[Exercise directions]: Lay out everything from the first line of the items down to the line containing "51, 1162, 73]", both ends included, as a Markdown table with the columns Row and Item line, numbering each row and leaving out blank lines.

[Data for this task]:
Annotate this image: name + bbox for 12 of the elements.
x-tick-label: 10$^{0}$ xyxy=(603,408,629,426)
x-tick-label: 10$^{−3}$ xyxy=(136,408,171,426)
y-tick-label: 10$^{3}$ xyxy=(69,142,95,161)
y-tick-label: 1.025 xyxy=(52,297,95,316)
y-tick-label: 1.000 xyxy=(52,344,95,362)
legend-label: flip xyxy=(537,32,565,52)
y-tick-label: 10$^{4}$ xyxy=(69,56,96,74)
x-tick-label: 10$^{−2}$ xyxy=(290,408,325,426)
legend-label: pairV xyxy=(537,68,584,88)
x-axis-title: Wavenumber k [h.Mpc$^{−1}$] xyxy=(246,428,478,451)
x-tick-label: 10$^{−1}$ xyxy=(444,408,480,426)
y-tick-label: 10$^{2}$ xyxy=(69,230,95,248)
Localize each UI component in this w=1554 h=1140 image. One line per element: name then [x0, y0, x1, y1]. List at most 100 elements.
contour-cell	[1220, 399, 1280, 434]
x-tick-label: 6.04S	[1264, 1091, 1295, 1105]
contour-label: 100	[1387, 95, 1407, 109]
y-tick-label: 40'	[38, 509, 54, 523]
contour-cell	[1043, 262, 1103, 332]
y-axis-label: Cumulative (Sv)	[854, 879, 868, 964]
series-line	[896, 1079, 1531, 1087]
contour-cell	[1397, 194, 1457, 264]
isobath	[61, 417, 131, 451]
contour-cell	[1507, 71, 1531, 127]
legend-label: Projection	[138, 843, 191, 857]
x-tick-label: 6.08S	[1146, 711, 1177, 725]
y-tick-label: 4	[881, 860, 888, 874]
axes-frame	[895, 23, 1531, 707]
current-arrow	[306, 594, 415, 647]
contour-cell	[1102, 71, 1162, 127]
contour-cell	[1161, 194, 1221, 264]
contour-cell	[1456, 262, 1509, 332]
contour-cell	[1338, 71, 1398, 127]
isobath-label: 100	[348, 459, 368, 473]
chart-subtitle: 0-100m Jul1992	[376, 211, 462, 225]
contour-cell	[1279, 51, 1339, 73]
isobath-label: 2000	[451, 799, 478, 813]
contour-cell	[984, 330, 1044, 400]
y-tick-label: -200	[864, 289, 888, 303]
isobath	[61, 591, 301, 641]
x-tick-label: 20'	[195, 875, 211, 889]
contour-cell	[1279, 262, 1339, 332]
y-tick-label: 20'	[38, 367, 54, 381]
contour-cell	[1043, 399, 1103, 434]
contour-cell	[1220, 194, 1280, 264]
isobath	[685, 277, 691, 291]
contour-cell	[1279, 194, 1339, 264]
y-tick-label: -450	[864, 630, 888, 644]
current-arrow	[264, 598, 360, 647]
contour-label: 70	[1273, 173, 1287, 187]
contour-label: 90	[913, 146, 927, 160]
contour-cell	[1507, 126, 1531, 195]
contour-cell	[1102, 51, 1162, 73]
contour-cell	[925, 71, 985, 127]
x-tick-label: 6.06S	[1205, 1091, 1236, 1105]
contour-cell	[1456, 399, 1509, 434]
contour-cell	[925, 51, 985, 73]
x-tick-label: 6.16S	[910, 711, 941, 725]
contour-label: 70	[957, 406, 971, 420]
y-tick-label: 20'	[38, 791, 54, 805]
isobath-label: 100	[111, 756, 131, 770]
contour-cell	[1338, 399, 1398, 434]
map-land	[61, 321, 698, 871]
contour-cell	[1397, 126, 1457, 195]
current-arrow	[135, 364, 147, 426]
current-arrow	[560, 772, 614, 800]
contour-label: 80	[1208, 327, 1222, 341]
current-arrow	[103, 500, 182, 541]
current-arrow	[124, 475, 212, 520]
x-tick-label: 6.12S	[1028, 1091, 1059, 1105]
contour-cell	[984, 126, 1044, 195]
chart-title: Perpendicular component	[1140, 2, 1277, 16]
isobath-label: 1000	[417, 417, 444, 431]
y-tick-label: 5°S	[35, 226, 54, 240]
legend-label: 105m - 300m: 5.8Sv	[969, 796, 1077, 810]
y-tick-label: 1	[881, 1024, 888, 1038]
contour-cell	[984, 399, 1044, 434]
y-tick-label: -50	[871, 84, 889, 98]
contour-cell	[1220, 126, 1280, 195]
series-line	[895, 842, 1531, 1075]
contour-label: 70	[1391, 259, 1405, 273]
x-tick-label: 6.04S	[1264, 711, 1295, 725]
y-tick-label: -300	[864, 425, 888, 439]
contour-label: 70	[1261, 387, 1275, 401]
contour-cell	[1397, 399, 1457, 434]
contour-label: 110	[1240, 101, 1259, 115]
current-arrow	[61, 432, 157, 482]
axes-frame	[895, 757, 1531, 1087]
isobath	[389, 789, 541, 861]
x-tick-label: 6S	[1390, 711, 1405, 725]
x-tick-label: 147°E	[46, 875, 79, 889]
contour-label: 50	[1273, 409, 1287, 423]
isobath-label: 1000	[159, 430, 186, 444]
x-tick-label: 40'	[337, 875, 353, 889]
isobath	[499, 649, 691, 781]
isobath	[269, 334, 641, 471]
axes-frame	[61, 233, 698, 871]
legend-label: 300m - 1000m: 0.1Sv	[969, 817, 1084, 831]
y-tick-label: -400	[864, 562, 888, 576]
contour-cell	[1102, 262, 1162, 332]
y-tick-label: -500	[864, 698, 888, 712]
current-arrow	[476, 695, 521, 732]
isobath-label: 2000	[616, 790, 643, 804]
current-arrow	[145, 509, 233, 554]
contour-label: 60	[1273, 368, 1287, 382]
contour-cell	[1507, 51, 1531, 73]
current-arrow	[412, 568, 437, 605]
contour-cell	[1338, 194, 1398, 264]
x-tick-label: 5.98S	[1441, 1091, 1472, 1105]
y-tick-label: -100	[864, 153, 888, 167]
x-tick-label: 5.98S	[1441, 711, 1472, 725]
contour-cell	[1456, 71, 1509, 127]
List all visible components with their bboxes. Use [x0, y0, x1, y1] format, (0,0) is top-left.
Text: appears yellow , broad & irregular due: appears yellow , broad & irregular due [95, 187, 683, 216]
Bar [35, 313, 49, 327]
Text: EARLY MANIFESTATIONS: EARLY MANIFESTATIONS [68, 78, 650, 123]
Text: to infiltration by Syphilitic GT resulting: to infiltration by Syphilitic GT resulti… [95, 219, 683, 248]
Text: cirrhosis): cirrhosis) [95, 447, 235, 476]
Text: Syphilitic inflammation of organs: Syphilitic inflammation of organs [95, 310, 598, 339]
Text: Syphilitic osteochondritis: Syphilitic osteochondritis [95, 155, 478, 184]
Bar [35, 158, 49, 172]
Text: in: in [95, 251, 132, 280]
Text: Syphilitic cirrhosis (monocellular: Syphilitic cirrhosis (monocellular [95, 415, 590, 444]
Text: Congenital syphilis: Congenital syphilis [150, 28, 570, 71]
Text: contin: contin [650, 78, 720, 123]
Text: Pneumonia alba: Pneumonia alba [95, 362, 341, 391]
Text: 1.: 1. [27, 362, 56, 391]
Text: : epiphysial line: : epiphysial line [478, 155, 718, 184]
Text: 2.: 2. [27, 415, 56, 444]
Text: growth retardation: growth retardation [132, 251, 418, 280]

[Reply to the task]:
| Row | Item line |
|---|---|
| 1 | Annotate this image: name + bbox for 12 of the elements. |
| 2 | x-tick-label: 10$^{0}$ xyxy=(603,408,629,426) |
| 3 | x-tick-label: 10$^{−3}$ xyxy=(136,408,171,426) |
| 4 | y-tick-label: 10$^{3}$ xyxy=(69,142,95,161) |
| 5 | y-tick-label: 1.025 xyxy=(52,297,95,316) |
| 6 | y-tick-label: 1.000 xyxy=(52,344,95,362) |
| 7 | legend-label: flip xyxy=(537,32,565,52) |
| 8 | y-tick-label: 10$^{4}$ xyxy=(69,56,96,74) |
| 9 | x-tick-label: 10$^{−2}$ xyxy=(290,408,325,426) |
| 10 | legend-label: pairV xyxy=(537,68,584,88) |
| 11 | x-axis-title: Wavenumber k [h.Mpc$^{−1}$] xyxy=(246,428,478,451) |
| 12 | x-tick-label: 10$^{−1}$ xyxy=(444,408,480,426) |
| 13 | y-tick-label: 10$^{2}$ xyxy=(69,230,95,248) |
| 14 | Localize each UI component in this w=1554 h=1140 image. One line per element: name then [x0, y0, x1, y1]. List at most 100 elements. |
| 15 | contour-cell	[1220, 399, 1280, 434] |
| 16 | x-tick-label: 6.04S	[1264, 1091, 1295, 1105] |
| 17 | contour-label: 100	[1387, 95, 1407, 109] |
| 18 | y-tick-label: 40'	[38, 509, 54, 523] |
| 19 | contour-cell	[1043, 262, 1103, 332] |
| 20 | y-axis-label: Cumulative (Sv)	[854, 879, 868, 964] |
| 21 | series-line	[896, 1079, 1531, 1087] |
| 22 | contour-cell	[1397, 194, 1457, 264] |
| 23 | isobath	[61, 417, 131, 451] |
| 24 | contour-cell	[1507, 71, 1531, 127] |
| 25 | legend-label: Projection	[138, 843, 191, 857] |
| 26 | x-tick-label: 6.08S	[1146, 711, 1177, 725] |
| 27 | y-tick-label: 4	[881, 860, 888, 874] |
| 28 | axes-frame	[895, 23, 1531, 707] |
| 29 | current-arrow	[306, 594, 415, 647] |
| 30 | contour-cell	[1102, 71, 1162, 127] |
| 31 | contour-cell	[1161, 194, 1221, 264] |
| 32 | contour-cell	[1456, 262, 1509, 332] |
| 33 | contour-cell	[1338, 71, 1398, 127] |
| 34 | isobath-label: 100	[348, 459, 368, 473] |
| 35 | chart-subtitle: 0-100m Jul1992	[376, 211, 462, 225] |
| 36 | contour-cell	[1279, 51, 1339, 73] |
| 37 | isobath-label: 2000	[451, 799, 478, 813] |
| 38 | contour-cell	[984, 330, 1044, 400] |
| 39 | y-tick-label: -200	[864, 289, 888, 303] |
| 40 | isobath	[61, 591, 301, 641] |
| 41 | x-tick-label: 20'	[195, 875, 211, 889] |
| 42 | contour-cell	[1279, 262, 1339, 332] |
| 43 | y-tick-label: 20'	[38, 367, 54, 381] |
| 44 | contour-cell	[1043, 399, 1103, 434] |
| 45 | contour-cell	[1220, 194, 1280, 264] |
| 46 | isobath	[685, 277, 691, 291] |
| 47 | contour-cell	[1279, 194, 1339, 264] |
| 48 | y-tick-label: -450	[864, 630, 888, 644] |
| 49 | current-arrow	[264, 598, 360, 647] |
| 50 | contour-label: 70	[1273, 173, 1287, 187] |
| 51 | contour-label: 90	[913, 146, 927, 160] |
| 52 | contour-cell	[1507, 126, 1531, 195] |
| 53 | contour-cell	[1102, 51, 1162, 73] |